Return each entry exactly, omitting nothing.

#### [Extracted records]
--- START ---
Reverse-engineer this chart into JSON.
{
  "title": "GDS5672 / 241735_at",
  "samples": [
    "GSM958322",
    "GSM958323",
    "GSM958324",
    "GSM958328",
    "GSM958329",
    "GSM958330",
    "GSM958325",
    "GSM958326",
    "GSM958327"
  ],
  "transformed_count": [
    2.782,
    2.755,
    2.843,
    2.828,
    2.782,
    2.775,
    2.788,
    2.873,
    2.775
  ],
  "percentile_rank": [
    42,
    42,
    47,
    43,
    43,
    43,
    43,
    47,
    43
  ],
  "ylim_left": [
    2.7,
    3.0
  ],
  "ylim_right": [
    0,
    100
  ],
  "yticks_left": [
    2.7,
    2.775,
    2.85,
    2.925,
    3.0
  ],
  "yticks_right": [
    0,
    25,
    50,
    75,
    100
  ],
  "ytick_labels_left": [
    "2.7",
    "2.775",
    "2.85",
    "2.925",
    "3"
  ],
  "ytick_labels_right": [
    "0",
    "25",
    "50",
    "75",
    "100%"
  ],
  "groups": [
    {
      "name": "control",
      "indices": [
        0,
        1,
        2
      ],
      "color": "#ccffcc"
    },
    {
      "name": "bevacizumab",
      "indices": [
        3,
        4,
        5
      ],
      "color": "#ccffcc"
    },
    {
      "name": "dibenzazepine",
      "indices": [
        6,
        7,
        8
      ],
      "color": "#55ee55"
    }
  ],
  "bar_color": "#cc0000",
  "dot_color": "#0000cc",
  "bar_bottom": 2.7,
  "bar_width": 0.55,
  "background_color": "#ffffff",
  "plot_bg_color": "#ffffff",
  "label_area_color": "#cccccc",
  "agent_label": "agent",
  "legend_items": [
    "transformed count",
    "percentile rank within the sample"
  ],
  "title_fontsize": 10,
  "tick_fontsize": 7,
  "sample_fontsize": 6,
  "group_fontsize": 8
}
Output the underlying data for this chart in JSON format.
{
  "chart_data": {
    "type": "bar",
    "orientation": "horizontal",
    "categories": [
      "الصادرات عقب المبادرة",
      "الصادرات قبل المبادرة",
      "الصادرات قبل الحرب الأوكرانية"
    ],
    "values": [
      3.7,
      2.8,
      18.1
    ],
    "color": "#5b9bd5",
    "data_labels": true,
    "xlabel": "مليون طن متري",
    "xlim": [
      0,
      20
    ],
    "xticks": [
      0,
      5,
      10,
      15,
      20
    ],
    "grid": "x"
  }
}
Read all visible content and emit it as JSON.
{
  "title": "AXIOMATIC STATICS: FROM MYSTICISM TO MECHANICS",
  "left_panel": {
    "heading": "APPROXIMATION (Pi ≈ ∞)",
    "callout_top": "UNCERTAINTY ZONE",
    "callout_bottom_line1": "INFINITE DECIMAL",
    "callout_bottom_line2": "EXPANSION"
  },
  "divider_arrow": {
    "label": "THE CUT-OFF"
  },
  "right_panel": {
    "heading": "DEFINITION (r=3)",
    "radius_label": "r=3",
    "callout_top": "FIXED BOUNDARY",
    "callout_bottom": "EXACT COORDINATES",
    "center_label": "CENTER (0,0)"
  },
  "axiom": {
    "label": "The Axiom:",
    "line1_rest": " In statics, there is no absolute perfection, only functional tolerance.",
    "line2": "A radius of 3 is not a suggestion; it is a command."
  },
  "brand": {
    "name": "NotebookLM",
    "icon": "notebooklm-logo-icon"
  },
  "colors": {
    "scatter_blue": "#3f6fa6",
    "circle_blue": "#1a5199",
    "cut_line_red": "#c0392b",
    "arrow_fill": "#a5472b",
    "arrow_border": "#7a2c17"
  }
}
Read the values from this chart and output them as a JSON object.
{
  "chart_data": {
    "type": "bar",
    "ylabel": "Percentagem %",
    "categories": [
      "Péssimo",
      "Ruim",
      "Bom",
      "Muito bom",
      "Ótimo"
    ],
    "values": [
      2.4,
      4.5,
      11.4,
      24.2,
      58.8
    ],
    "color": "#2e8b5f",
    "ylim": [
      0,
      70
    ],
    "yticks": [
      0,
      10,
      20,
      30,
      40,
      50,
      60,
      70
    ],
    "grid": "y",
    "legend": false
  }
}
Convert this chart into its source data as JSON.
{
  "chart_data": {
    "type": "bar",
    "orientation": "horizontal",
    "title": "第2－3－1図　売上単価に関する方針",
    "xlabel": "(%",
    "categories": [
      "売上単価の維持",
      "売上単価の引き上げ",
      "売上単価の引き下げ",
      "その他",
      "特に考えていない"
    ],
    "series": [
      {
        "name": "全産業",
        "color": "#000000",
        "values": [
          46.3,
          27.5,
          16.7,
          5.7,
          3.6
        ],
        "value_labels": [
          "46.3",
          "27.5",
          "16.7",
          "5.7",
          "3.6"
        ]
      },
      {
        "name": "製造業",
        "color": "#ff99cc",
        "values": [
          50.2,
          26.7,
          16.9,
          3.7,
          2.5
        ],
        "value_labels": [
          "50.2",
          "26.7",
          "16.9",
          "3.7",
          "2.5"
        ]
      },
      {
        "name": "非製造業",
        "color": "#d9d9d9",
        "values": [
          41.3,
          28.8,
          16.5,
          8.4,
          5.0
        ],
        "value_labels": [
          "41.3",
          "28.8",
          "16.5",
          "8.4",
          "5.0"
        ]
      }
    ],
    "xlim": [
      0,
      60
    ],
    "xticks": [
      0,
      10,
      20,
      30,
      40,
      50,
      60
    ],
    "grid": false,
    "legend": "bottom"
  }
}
--- END ---
#### [Full response]
Reverse-engineer this chart into JSON.
{
  "title": "GDS5672 / 241735_at",
  "samples": [
    "GSM958322",
    "GSM958323",
    "GSM958324",
    "GSM958328",
    "GSM958329",
    "GSM958330",
    "GSM958325",
    "GSM958326",
    "GSM958327"
  ],
  "transformed_count": [
    2.782,
    2.755,
    2.843,
    2.828,
    2.782,
    2.775,
    2.788,
    2.873,
    2.775
  ],
  "percentile_rank": [
    42,
    42,
    47,
    43,
    43,
    43,
    43,
    47,
    43
  ],
  "ylim_left": [
    2.7,
    3.0
  ],
  "ylim_right": [
    0,
    100
  ],
  "yticks_left": [
    2.7,
    2.775,
    2.85,
    2.925,
    3.0
  ],
  "yticks_right": [
    0,
    25,
    50,
    75,
    100
  ],
  "ytick_labels_left": [
    "2.7",
    "2.775",
    "2.85",
    "2.925",
    "3"
  ],
  "ytick_labels_right": [
    "0",
    "25",
    "50",
    "75",
    "100%"
  ],
  "groups": [
    {
      "name": "control",
      "indices": [
        0,
        1,
        2
      ],
      "color": "#ccffcc"
    },
    {
      "name": "bevacizumab",
      "indices": [
        3,
        4,
        5
      ],
      "color": "#ccffcc"
    },
    {
      "name": "dibenzazepine",
      "indices": [
        6,
        7,
        8
      ],
      "color": "#55ee55"
    }
  ],
  "bar_color": "#cc0000",
  "dot_color": "#0000cc",
  "bar_bottom": 2.7,
  "bar_width": 0.55,
  "background_color": "#ffffff",
  "plot_bg_color": "#ffffff",
  "label_area_color": "#cccccc",
  "agent_label": "agent",
  "legend_items": [
    "transformed count",
    "percentile rank within the sample"
  ],
  "title_fontsize": 10,
  "tick_fontsize": 7,
  "sample_fontsize": 6,
  "group_fontsize": 8
}
Output the underlying data for this chart in JSON format.
{
  "chart_data": {
    "type": "bar",
    "orientation": "horizontal",
    "categories": [
      "الصادرات عقب المبادرة",
      "الصادرات قبل المبادرة",
      "الصادرات قبل الحرب الأوكرانية"
    ],
    "values": [
      3.7,
      2.8,
      18.1
    ],
    "color": "#5b9bd5",
    "data_labels": true,
    "xlabel": "مليون طن متري",
    "xlim": [
      0,
      20
    ],
    "xticks": [
      0,
      5,
      10,
      15,
      20
    ],
    "grid": "x"
  }
}
Read all visible content and emit it as JSON.
{
  "title": "AXIOMATIC STATICS: FROM MYSTICISM TO MECHANICS",
  "left_panel": {
    "heading": "APPROXIMATION (Pi ≈ ∞)",
    "callout_top": "UNCERTAINTY ZONE",
    "callout_bottom_line1": "INFINITE DECIMAL",
    "callout_bottom_line2": "EXPANSION"
  },
  "divider_arrow": {
    "label": "THE CUT-OFF"
  },
  "right_panel": {
    "heading": "DEFINITION (r=3)",
    "radius_label": "r=3",
    "callout_top": "FIXED BOUNDARY",
    "callout_bottom": "EXACT COORDINATES",
    "center_label": "CENTER (0,0)"
  },
  "axiom": {
    "label": "The Axiom:",
    "line1_rest": " In statics, there is no absolute perfection, only functional tolerance.",
    "line2": "A radius of 3 is not a suggestion; it is a command."
  },
  "brand": {
    "name": "NotebookLM",
    "icon": "notebooklm-logo-icon"
  },
  "colors": {
    "scatter_blue": "#3f6fa6",
    "circle_blue": "#1a5199",
    "cut_line_red": "#c0392b",
    "arrow_fill": "#a5472b",
    "arrow_border": "#7a2c17"
  }
}
Read the values from this chart and output them as a JSON object.
{
  "chart_data": {
    "type": "bar",
    "ylabel": "Percentagem %",
    "categories": [
      "Péssimo",
      "Ruim",
      "Bom",
      "Muito bom",
      "Ótimo"
    ],
    "values": [
      2.4,
      4.5,
      11.4,
      24.2,
      58.8
    ],
    "color": "#2e8b5f",
    "ylim": [
      0,
      70
    ],
    "yticks": [
      0,
      10,
      20,
      30,
      40,
      50,
      60,
      70
    ],
    "grid": "y",
    "legend": false
  }
}
Convert this chart into its source data as JSON.
{
  "chart_data": {
    "type": "bar",
    "orientation": "horizontal",
    "title": "第2－3－1図　売上単価に関する方針",
    "xlabel": "(%",
    "categories": [
      "売上単価の維持",
      "売上単価の引き上げ",
      "売上単価の引き下げ",
      "その他",
      "特に考えていない"
    ],
    "series": [
      {
        "name": "全産業",
        "color": "#000000",
        "values": [
          46.3,
          27.5,
          16.7,
          5.7,
          3.6
        ],
        "value_labels": [
          "46.3",
          "27.5",
          "16.7",
          "5.7",
          "3.6"
        ]
      },
      {
        "name": "製造業",
        "color": "#ff99cc",
        "values": [
          50.2,
          26.7,
          16.9,
          3.7,
          2.5
        ],
        "value_labels": [
          "50.2",
          "26.7",
          "16.9",
          "3.7",
          "2.5"
        ]
      },
      {
        "name": "非製造業",
        "color": "#d9d9d9",
        "values": [
          41.3,
          28.8,
          16.5,
          8.4,
          5.0
        ],
        "value_labels": [
          "41.3",
          "28.8",
          "16.5",
          "8.4",
          "5.0"
        ]
      }
    ],
    "xlim": [
      0,
      60
    ],
    "xticks": [
      0,
      10,
      20,
      30,
      40,
      50,
      60
    ],
    "grid": false,
    "legend": "bottom"
  }
}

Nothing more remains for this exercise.